Your task –
Each entry needs to be reproduced exactly, with none left out.

[[ Material shown open ]]

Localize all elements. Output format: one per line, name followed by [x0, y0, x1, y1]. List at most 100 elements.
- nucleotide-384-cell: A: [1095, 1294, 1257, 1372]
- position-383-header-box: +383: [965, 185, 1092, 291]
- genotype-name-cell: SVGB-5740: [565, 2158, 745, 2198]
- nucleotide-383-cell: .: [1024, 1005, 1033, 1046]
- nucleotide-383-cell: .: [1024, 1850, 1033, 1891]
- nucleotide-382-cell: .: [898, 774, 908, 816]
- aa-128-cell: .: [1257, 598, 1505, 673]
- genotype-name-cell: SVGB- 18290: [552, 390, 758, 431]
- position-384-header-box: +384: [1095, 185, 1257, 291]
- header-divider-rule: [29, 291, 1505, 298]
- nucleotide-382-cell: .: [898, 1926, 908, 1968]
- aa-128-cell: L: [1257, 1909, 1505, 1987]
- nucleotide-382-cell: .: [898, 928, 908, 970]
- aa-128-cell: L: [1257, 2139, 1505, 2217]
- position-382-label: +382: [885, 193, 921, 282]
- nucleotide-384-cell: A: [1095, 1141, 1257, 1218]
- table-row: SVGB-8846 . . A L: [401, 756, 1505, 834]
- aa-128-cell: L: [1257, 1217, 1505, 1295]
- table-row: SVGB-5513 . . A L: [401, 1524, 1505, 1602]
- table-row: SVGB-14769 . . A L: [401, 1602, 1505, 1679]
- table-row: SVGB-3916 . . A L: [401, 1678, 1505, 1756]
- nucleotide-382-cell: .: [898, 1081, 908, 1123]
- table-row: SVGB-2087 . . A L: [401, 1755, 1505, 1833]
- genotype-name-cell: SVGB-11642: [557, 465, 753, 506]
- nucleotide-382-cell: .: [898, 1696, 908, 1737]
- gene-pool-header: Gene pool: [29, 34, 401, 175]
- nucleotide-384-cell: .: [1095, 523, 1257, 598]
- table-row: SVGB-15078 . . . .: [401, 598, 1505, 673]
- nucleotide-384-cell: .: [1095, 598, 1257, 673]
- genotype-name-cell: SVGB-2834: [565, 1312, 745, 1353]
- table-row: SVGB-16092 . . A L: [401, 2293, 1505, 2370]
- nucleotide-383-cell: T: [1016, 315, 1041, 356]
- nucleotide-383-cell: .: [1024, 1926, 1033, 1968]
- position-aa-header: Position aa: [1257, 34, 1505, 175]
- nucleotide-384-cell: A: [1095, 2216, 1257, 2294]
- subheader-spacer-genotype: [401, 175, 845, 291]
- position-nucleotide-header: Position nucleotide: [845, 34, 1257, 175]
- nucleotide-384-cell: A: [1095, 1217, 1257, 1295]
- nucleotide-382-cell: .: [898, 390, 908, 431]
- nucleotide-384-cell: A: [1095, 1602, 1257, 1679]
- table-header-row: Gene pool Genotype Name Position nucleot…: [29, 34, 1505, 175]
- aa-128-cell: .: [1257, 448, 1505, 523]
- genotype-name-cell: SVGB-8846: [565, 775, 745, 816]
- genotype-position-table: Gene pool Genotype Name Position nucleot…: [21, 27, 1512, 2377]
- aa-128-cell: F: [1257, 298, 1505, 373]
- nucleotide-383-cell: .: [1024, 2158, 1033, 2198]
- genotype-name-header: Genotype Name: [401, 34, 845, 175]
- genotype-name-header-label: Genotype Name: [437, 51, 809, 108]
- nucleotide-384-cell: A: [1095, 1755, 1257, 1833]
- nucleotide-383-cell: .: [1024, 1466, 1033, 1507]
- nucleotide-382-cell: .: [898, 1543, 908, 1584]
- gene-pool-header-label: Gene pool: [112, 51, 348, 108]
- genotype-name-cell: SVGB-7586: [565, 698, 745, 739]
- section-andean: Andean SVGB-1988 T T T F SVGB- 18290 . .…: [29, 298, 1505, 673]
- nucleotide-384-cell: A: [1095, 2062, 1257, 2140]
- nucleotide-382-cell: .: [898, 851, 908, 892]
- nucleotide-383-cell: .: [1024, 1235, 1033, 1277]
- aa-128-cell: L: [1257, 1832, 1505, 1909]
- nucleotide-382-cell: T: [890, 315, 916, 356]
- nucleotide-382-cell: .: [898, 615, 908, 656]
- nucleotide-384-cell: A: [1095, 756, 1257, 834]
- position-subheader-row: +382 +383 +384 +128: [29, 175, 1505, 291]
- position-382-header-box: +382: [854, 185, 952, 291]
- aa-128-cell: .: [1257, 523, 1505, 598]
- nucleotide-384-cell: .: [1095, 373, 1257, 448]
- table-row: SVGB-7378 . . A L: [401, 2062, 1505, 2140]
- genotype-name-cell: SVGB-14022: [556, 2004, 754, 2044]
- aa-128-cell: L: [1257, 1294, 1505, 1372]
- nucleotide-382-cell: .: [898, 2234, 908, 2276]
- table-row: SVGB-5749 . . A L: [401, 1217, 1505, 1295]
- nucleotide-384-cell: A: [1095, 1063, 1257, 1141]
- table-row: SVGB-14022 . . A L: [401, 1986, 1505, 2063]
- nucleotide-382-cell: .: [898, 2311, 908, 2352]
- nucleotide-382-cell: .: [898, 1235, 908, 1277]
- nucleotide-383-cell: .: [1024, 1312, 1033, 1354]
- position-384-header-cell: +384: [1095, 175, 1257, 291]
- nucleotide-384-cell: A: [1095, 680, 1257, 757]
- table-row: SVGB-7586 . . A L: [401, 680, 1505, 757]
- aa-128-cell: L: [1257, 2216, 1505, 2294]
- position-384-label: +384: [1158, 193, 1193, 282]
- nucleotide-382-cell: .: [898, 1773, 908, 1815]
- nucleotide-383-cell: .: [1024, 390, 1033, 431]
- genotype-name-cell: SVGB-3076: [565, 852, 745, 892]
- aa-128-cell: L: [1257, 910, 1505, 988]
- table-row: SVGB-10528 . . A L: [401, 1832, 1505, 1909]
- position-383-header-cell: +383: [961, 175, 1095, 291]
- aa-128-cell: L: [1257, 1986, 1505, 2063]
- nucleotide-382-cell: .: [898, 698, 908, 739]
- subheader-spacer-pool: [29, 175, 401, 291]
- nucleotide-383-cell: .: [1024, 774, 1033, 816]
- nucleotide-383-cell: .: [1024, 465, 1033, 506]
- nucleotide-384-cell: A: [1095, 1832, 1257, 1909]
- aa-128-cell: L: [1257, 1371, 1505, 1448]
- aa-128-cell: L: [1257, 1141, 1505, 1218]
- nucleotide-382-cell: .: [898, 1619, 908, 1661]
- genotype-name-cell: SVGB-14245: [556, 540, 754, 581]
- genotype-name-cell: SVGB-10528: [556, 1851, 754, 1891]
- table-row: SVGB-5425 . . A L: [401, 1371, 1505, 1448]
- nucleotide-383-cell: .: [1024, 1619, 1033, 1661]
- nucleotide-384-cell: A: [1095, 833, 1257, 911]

[[ Material shown closed ]]

Task response –
Localize all elements. Output format: one per line, name followed by [x0, y0, x1, y1]. List at most 100 elements.
- nucleotide-384-cell: A: [1095, 1294, 1257, 1372]
- position-383-header-box: +383: [965, 185, 1092, 291]
- genotype-name-cell: SVGB-5740: [565, 2158, 745, 2198]
- nucleotide-383-cell: .: [1024, 1005, 1033, 1046]
- nucleotide-383-cell: .: [1024, 1850, 1033, 1891]
- nucleotide-382-cell: .: [898, 774, 908, 816]
- aa-128-cell: .: [1257, 598, 1505, 673]
- genotype-name-cell: SVGB- 18290: [552, 390, 758, 431]
- position-384-header-box: +384: [1095, 185, 1257, 291]
- header-divider-rule: [29, 291, 1505, 298]
- nucleotide-382-cell: .: [898, 1926, 908, 1968]
- aa-128-cell: L: [1257, 1909, 1505, 1987]
- nucleotide-382-cell: .: [898, 928, 908, 970]
- aa-128-cell: L: [1257, 2139, 1505, 2217]
- position-382-label: +382: [885, 193, 921, 282]
- nucleotide-384-cell: A: [1095, 1141, 1257, 1218]
- table-row: SVGB-8846 . . A L: [401, 756, 1505, 834]
- aa-128-cell: L: [1257, 1217, 1505, 1295]
- table-row: SVGB-5513 . . A L: [401, 1524, 1505, 1602]
- table-row: SVGB-14769 . . A L: [401, 1602, 1505, 1679]
- table-row: SVGB-3916 . . A L: [401, 1678, 1505, 1756]
- nucleotide-382-cell: .: [898, 1081, 908, 1123]
- table-row: SVGB-2087 . . A L: [401, 1755, 1505, 1833]
- genotype-name-cell: SVGB-11642: [557, 465, 753, 506]
- nucleotide-382-cell: .: [898, 1696, 908, 1737]
- gene-pool-header: Gene pool: [29, 34, 401, 175]
- nucleotide-384-cell: .: [1095, 523, 1257, 598]
- table-row: SVGB-15078 . . . .: [401, 598, 1505, 673]
- nucleotide-384-cell: .: [1095, 598, 1257, 673]
- genotype-name-cell: SVGB-2834: [565, 1312, 745, 1353]
- table-row: SVGB-16092 . . A L: [401, 2293, 1505, 2370]
- nucleotide-383-cell: T: [1016, 315, 1041, 356]
- nucleotide-383-cell: .: [1024, 1926, 1033, 1968]
- position-aa-header: Position aa: [1257, 34, 1505, 175]
- nucleotide-384-cell: A: [1095, 2216, 1257, 2294]
- subheader-spacer-genotype: [401, 175, 845, 291]
- position-nucleotide-header: Position nucleotide: [845, 34, 1257, 175]
- nucleotide-384-cell: A: [1095, 1217, 1257, 1295]
- nucleotide-382-cell: .: [898, 390, 908, 431]
- nucleotide-384-cell: A: [1095, 1602, 1257, 1679]
- table-header-row: Gene pool Genotype Name Position nucleot…: [29, 34, 1505, 175]
- aa-128-cell: .: [1257, 448, 1505, 523]
- genotype-name-cell: SVGB-8846: [565, 775, 745, 816]
- genotype-position-table: Gene pool Genotype Name Position nucleot…: [21, 27, 1512, 2377]
- aa-128-cell: F: [1257, 298, 1505, 373]
- nucleotide-383-cell: .: [1024, 2158, 1033, 2198]
- genotype-name-header: Genotype Name: [401, 34, 845, 175]
- genotype-name-header-label: Genotype Name: [437, 51, 809, 108]
- nucleotide-384-cell: A: [1095, 1755, 1257, 1833]
- nucleotide-383-cell: .: [1024, 1466, 1033, 1507]
- nucleotide-382-cell: .: [898, 1543, 908, 1584]
- gene-pool-header-label: Gene pool: [112, 51, 348, 108]
- genotype-name-cell: SVGB-7586: [565, 698, 745, 739]
- section-andean: Andean SVGB-1988 T T T F SVGB- 18290 . .…: [29, 298, 1505, 673]
- nucleotide-384-cell: A: [1095, 2062, 1257, 2140]
- nucleotide-382-cell: .: [898, 851, 908, 892]
- nucleotide-383-cell: .: [1024, 1235, 1033, 1277]
- aa-128-cell: L: [1257, 1832, 1505, 1909]
- nucleotide-382-cell: T: [890, 315, 916, 356]
- nucleotide-382-cell: .: [898, 615, 908, 656]
- nucleotide-384-cell: A: [1095, 756, 1257, 834]
- position-subheader-row: +382 +383 +384 +128: [29, 175, 1505, 291]
- position-382-header-box: +382: [854, 185, 952, 291]
- aa-128-cell: .: [1257, 523, 1505, 598]
- nucleotide-384-cell: .: [1095, 373, 1257, 448]
- table-row: SVGB-7378 . . A L: [401, 2062, 1505, 2140]
- genotype-name-cell: SVGB-14022: [556, 2004, 754, 2044]
- aa-128-cell: L: [1257, 1294, 1505, 1372]
- nucleotide-382-cell: .: [898, 2234, 908, 2276]
- table-row: SVGB-5749 . . A L: [401, 1217, 1505, 1295]
- nucleotide-384-cell: A: [1095, 1063, 1257, 1141]
- table-row: SVGB-14022 . . A L: [401, 1986, 1505, 2063]
- nucleotide-382-cell: .: [898, 2311, 908, 2352]
- nucleotide-382-cell: .: [898, 1235, 908, 1277]
- nucleotide-383-cell: .: [1024, 1312, 1033, 1354]
- position-384-header-cell: +384: [1095, 175, 1257, 291]
- nucleotide-384-cell: A: [1095, 680, 1257, 757]
- table-row: SVGB-7586 . . A L: [401, 680, 1505, 757]
- aa-128-cell: L: [1257, 2216, 1505, 2294]
- position-384-label: +384: [1158, 193, 1193, 282]
- nucleotide-382-cell: .: [898, 1773, 908, 1815]
- nucleotide-383-cell: .: [1024, 390, 1033, 431]
- genotype-name-cell: SVGB-3076: [565, 852, 745, 892]
- aa-128-cell: L: [1257, 910, 1505, 988]
- table-row: SVGB-10528 . . A L: [401, 1832, 1505, 1909]
- position-383-header-cell: +383: [961, 175, 1095, 291]
- aa-128-cell: L: [1257, 1986, 1505, 2063]
- nucleotide-382-cell: .: [898, 698, 908, 739]
- subheader-spacer-pool: [29, 175, 401, 291]
- nucleotide-383-cell: .: [1024, 774, 1033, 816]
- nucleotide-383-cell: .: [1024, 465, 1033, 506]
- nucleotide-384-cell: A: [1095, 1832, 1257, 1909]
- aa-128-cell: L: [1257, 1371, 1505, 1448]
- aa-128-cell: L: [1257, 1141, 1505, 1218]
- nucleotide-382-cell: .: [898, 1619, 908, 1661]
- genotype-name-cell: SVGB-14245: [556, 540, 754, 581]
- genotype-name-cell: SVGB-10528: [556, 1851, 754, 1891]
- table-row: SVGB-5425 . . A L: [401, 1371, 1505, 1448]
- nucleotide-383-cell: .: [1024, 1619, 1033, 1661]
- nucleotide-384-cell: A: [1095, 833, 1257, 911]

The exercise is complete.